Return the exact lines spanning from the line with "Give me the" through the last line of the entries, boundaries included, and no others.

======== DATA ========

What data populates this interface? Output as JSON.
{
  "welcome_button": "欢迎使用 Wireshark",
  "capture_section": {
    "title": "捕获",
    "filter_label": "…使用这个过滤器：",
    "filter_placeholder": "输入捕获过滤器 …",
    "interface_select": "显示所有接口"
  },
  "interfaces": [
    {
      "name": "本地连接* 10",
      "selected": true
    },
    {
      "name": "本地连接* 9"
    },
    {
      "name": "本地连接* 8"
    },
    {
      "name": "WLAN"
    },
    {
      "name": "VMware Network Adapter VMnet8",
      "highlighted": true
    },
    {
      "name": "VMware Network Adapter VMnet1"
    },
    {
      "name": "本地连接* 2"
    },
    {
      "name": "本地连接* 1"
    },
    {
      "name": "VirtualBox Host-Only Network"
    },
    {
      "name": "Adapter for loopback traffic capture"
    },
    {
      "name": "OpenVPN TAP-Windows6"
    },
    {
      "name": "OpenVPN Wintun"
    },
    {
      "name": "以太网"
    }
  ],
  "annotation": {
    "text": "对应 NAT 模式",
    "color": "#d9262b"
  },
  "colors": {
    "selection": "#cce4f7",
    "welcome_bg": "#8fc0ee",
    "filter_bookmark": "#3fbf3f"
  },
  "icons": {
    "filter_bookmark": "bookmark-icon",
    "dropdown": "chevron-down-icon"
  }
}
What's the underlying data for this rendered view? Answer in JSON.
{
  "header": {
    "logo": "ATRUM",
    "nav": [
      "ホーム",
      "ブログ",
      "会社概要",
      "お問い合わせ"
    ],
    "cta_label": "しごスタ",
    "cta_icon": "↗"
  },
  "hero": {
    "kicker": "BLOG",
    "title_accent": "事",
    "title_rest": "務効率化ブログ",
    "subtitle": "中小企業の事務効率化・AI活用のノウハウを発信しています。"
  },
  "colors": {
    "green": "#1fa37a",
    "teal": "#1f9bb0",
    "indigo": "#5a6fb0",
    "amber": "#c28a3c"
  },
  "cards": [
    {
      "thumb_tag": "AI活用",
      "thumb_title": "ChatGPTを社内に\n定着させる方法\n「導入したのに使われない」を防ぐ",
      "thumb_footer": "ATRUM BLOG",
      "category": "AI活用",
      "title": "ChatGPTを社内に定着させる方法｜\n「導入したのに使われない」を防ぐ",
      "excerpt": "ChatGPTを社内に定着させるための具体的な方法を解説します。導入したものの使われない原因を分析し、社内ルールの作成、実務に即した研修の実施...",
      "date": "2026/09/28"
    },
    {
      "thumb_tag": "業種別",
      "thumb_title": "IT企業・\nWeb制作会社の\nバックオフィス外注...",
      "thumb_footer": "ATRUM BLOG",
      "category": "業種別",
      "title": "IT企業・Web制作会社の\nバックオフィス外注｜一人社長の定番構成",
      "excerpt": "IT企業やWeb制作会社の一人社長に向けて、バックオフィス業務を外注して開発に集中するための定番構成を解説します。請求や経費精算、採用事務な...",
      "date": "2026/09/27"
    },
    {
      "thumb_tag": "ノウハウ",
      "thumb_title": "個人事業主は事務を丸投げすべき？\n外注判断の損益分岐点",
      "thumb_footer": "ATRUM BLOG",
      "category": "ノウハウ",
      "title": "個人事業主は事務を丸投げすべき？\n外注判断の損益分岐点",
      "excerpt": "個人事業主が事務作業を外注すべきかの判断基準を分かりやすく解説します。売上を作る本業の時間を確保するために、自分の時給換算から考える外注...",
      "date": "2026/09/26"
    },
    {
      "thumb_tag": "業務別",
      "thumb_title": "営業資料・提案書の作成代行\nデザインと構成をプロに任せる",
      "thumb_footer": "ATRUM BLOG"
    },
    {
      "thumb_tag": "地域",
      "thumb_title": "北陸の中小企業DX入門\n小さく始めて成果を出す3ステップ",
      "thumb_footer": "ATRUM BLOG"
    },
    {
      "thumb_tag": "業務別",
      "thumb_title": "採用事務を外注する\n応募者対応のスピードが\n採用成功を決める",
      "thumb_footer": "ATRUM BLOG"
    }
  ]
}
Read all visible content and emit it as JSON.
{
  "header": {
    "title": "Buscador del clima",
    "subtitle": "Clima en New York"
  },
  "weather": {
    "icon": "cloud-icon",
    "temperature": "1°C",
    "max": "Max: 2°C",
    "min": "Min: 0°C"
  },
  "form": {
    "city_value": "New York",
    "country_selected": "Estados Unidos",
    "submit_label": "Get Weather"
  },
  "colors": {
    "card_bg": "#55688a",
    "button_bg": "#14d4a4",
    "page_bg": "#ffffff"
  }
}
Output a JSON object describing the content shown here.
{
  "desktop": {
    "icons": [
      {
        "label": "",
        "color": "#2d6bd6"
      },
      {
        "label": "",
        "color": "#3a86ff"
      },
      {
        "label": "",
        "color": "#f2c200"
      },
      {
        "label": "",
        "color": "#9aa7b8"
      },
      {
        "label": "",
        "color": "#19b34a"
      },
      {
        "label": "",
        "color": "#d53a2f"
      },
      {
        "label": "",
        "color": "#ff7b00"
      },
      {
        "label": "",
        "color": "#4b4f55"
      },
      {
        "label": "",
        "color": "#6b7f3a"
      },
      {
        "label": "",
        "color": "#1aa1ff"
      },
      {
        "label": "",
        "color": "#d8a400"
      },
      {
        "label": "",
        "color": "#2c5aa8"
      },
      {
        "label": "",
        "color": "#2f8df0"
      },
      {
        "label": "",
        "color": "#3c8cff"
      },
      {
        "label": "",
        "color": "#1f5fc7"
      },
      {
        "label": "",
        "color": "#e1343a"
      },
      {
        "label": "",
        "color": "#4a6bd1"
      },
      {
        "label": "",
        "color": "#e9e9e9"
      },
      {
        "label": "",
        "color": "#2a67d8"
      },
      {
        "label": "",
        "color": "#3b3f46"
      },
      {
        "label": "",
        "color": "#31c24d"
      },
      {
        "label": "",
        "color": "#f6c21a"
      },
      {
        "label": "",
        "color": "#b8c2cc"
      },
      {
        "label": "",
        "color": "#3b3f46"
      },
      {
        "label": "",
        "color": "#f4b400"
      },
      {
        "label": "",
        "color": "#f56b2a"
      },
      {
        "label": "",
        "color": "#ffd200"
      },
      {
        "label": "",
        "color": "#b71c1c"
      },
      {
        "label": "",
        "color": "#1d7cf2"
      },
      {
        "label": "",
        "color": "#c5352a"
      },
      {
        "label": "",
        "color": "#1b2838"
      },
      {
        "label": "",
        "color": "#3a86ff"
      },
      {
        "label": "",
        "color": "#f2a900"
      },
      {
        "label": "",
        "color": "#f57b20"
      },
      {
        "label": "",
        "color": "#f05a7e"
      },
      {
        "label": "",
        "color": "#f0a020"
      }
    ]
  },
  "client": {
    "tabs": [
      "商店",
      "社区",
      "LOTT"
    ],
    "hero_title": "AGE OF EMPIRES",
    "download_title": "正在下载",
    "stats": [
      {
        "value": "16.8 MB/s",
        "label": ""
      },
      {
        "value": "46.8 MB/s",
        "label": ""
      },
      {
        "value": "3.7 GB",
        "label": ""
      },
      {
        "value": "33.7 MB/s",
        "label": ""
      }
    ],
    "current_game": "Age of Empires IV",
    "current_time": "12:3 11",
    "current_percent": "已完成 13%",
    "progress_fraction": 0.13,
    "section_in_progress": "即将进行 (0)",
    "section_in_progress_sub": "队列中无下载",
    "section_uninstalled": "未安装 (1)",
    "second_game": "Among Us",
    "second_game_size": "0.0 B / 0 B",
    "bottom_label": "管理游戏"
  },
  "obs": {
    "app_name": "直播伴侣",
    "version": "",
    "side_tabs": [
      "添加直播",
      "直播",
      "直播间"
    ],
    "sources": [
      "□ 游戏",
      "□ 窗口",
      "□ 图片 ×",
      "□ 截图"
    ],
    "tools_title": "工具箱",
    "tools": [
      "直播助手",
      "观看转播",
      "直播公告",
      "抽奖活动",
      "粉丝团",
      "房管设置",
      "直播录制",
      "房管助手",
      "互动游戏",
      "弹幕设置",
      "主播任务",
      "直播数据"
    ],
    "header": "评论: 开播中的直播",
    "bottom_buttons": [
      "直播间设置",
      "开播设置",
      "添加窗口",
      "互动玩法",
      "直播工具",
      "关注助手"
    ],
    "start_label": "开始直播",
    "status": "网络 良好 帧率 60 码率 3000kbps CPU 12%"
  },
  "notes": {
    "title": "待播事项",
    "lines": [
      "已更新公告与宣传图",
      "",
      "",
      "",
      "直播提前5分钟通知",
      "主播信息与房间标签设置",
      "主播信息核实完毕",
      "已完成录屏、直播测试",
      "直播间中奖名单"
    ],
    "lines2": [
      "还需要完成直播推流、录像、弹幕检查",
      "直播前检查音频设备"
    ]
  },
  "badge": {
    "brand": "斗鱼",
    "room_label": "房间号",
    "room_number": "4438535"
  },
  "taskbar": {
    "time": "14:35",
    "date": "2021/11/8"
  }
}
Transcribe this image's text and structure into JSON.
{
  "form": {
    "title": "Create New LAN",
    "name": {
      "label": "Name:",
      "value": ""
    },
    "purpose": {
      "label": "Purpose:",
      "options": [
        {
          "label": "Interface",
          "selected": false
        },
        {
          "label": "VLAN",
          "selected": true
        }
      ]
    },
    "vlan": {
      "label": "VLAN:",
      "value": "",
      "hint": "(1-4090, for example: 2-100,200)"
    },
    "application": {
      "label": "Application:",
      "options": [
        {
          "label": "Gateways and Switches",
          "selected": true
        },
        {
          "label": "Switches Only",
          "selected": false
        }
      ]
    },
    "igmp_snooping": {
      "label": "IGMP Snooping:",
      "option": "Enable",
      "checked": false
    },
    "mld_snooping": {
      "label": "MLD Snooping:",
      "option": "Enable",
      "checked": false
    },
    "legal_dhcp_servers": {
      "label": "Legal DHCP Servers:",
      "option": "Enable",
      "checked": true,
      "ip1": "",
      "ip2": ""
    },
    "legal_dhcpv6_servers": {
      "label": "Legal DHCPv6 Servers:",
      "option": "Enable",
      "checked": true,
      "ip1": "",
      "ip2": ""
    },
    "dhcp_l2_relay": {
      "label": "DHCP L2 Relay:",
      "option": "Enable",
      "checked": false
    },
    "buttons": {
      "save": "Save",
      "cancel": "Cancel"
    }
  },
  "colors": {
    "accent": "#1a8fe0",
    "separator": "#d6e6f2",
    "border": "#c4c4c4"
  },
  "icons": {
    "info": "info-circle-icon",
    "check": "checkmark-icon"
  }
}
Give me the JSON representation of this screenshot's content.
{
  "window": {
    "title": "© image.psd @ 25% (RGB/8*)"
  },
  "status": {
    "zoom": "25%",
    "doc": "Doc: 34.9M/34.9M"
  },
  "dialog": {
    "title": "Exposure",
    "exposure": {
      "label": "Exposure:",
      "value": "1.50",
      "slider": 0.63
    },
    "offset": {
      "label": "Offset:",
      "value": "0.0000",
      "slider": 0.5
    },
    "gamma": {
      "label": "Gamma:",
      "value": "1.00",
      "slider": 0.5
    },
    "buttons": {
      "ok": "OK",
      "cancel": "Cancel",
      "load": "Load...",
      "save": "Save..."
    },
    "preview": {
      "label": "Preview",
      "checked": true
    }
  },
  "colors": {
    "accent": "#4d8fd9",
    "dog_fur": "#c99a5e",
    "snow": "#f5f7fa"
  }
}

========

**OUTPUT OF THE EXERCISE**
Give me the JSON representation of this screenshot's content.
{
  "window": {
    "title": "© image.psd @ 25% (RGB/8*)"
  },
  "status": {
    "zoom": "25%",
    "doc": "Doc: 34.9M/34.9M"
  },
  "dialog": {
    "title": "Exposure",
    "exposure": {
      "label": "Exposure:",
      "value": "1.50",
      "slider": 0.63
    },
    "offset": {
      "label": "Offset:",
      "value": "0.0000",
      "slider": 0.5
    },
    "gamma": {
      "label": "Gamma:",
      "value": "1.00",
      "slider": 0.5
    },
    "buttons": {
      "ok": "OK",
      "cancel": "Cancel",
      "load": "Load...",
      "save": "Save..."
    },
    "preview": {
      "label": "Preview",
      "checked": true
    }
  },
  "colors": {
    "accent": "#4d8fd9",
    "dog_fur": "#c99a5e",
    "snow": "#f5f7fa"
  }
}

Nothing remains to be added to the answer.